WHAT NEEDS TO BE DONE:
Retype each line of the material exactly, please, skipping any picture in it.

• • • • •

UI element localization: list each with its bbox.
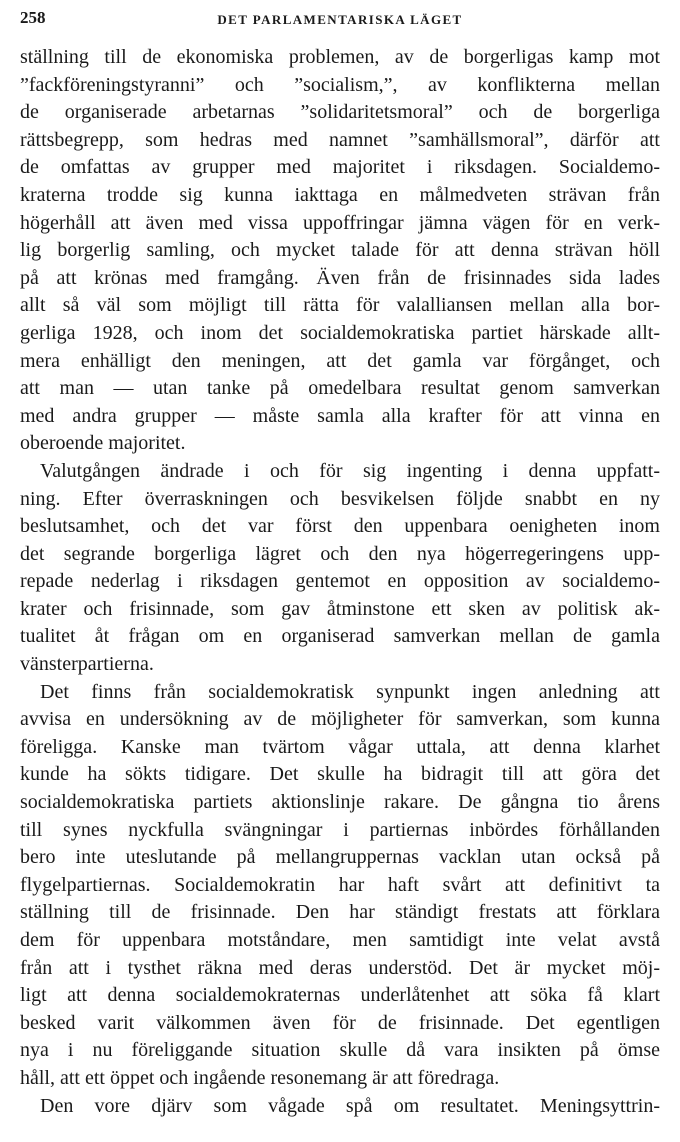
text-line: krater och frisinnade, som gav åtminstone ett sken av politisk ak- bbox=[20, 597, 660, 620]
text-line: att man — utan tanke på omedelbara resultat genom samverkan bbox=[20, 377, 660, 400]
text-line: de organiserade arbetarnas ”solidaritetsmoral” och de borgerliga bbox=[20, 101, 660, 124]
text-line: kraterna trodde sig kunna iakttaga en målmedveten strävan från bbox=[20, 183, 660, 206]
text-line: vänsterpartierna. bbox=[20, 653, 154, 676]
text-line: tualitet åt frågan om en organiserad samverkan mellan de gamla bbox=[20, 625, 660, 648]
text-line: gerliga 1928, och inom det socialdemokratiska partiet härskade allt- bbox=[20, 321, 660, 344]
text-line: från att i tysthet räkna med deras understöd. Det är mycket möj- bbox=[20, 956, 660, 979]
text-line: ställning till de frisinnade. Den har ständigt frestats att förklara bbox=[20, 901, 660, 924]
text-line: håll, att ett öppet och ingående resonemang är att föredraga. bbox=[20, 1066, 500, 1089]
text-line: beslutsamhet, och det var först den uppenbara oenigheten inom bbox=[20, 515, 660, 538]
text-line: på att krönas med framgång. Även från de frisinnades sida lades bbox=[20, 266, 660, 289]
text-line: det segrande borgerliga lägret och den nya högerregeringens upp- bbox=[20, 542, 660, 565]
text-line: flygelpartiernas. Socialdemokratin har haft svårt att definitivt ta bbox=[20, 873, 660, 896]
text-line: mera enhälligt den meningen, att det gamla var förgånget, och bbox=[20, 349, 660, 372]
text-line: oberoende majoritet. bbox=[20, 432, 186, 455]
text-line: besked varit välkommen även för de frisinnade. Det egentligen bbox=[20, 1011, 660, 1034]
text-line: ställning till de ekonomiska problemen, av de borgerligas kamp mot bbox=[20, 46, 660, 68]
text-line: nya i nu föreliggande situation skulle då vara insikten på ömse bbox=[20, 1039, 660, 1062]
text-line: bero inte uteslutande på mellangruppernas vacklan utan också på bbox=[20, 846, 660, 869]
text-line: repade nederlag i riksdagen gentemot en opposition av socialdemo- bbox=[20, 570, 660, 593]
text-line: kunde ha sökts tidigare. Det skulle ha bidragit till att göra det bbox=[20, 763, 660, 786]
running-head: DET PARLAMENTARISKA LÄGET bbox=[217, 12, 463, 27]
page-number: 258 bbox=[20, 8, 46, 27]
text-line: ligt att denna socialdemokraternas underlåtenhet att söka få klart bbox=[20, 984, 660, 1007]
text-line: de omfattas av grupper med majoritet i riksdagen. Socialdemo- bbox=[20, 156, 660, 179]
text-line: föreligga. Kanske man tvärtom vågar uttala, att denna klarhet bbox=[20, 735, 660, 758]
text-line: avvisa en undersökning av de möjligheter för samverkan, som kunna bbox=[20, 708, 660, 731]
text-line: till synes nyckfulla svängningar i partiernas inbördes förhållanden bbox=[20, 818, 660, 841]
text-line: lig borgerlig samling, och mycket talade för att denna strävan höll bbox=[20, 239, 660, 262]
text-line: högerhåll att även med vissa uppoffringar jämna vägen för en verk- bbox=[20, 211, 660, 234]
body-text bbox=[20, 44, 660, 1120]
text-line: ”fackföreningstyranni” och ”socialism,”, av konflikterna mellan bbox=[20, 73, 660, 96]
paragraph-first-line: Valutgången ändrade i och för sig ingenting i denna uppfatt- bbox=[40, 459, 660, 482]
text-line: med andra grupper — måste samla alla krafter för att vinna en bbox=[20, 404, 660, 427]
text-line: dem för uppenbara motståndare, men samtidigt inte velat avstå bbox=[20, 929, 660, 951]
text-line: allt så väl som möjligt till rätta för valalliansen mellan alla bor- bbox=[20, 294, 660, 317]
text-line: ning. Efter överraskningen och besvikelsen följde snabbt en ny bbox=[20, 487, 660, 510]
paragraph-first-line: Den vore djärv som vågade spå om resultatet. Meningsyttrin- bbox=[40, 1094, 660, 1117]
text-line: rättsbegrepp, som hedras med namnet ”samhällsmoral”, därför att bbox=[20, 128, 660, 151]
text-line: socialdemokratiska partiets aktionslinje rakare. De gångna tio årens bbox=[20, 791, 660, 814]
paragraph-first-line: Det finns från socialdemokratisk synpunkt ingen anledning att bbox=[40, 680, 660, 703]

• • • • •

ANSWER TO THE EXERCISE:
UI element localization: list each with its bbox.
text-line: krater och frisinnade, som gav åtminstone ett sken av politisk ak- bbox=[20, 597, 660, 620]
text-line: att man — utan tanke på omedelbara resultat genom samverkan bbox=[20, 377, 660, 400]
text-line: de organiserade arbetarnas ”solidaritetsmoral” och de borgerliga bbox=[20, 101, 660, 124]
text-line: kraterna trodde sig kunna iakttaga en målmedveten strävan från bbox=[20, 183, 660, 206]
text-line: vänsterpartierna. bbox=[20, 653, 154, 676]
text-line: tualitet åt frågan om en organiserad samverkan mellan de gamla bbox=[20, 625, 660, 648]
text-line: gerliga 1928, och inom det socialdemokratiska partiet härskade allt- bbox=[20, 321, 660, 344]
text-line: från att i tysthet räkna med deras understöd. Det är mycket möj- bbox=[20, 956, 660, 979]
text-line: ställning till de frisinnade. Den har ständigt frestats att förklara bbox=[20, 901, 660, 924]
text-line: håll, att ett öppet och ingående resonemang är att föredraga. bbox=[20, 1066, 500, 1089]
text-line: beslutsamhet, och det var först den uppenbara oenigheten inom bbox=[20, 515, 660, 538]
text-line: på att krönas med framgång. Även från de frisinnades sida lades bbox=[20, 266, 660, 289]
text-line: det segrande borgerliga lägret och den nya högerregeringens upp- bbox=[20, 542, 660, 565]
text-line: flygelpartiernas. Socialdemokratin har haft svårt att definitivt ta bbox=[20, 873, 660, 896]
text-line: mera enhälligt den meningen, att det gamla var förgånget, och bbox=[20, 349, 660, 372]
text-line: oberoende majoritet. bbox=[20, 432, 186, 455]
text-line: besked varit välkommen även för de frisinnade. Det egentligen bbox=[20, 1011, 660, 1034]
text-line: ställning till de ekonomiska problemen, av de borgerligas kamp mot bbox=[20, 46, 660, 68]
text-line: nya i nu föreliggande situation skulle då vara insikten på ömse bbox=[20, 1039, 660, 1062]
text-line: bero inte uteslutande på mellangruppernas vacklan utan också på bbox=[20, 846, 660, 869]
text-line: repade nederlag i riksdagen gentemot en opposition av socialdemo- bbox=[20, 570, 660, 593]
text-line: kunde ha sökts tidigare. Det skulle ha bidragit till att göra det bbox=[20, 763, 660, 786]
running-head: DET PARLAMENTARISKA LÄGET bbox=[217, 12, 463, 27]
page-number: 258 bbox=[20, 8, 46, 27]
text-line: ligt att denna socialdemokraternas underlåtenhet att söka få klart bbox=[20, 984, 660, 1007]
text-line: de omfattas av grupper med majoritet i riksdagen. Socialdemo- bbox=[20, 156, 660, 179]
text-line: föreligga. Kanske man tvärtom vågar uttala, att denna klarhet bbox=[20, 735, 660, 758]
text-line: avvisa en undersökning av de möjligheter för samverkan, som kunna bbox=[20, 708, 660, 731]
text-line: till synes nyckfulla svängningar i partiernas inbördes förhållanden bbox=[20, 818, 660, 841]
text-line: lig borgerlig samling, och mycket talade för att denna strävan höll bbox=[20, 239, 660, 262]
text-line: högerhåll att även med vissa uppoffringar jämna vägen för en verk- bbox=[20, 211, 660, 234]
body-text bbox=[20, 44, 660, 1120]
text-line: ”fackföreningstyranni” och ”socialism,”, av konflikterna mellan bbox=[20, 73, 660, 96]
paragraph-first-line: Valutgången ändrade i och för sig ingenting i denna uppfatt- bbox=[40, 459, 660, 482]
text-line: med andra grupper — måste samla alla krafter för att vinna en bbox=[20, 404, 660, 427]
text-line: dem för uppenbara motståndare, men samtidigt inte velat avstå bbox=[20, 929, 660, 951]
text-line: allt så väl som möjligt till rätta för valalliansen mellan alla bor- bbox=[20, 294, 660, 317]
text-line: ning. Efter överraskningen och besvikelsen följde snabbt en ny bbox=[20, 487, 660, 510]
paragraph-first-line: Den vore djärv som vågade spå om resultatet. Meningsyttrin- bbox=[40, 1094, 660, 1117]
text-line: rättsbegrepp, som hedras med namnet ”samhällsmoral”, därför att bbox=[20, 128, 660, 151]
text-line: socialdemokratiska partiets aktionslinje rakare. De gångna tio årens bbox=[20, 791, 660, 814]
paragraph-first-line: Det finns från socialdemokratisk synpunkt ingen anledning att bbox=[40, 680, 660, 703]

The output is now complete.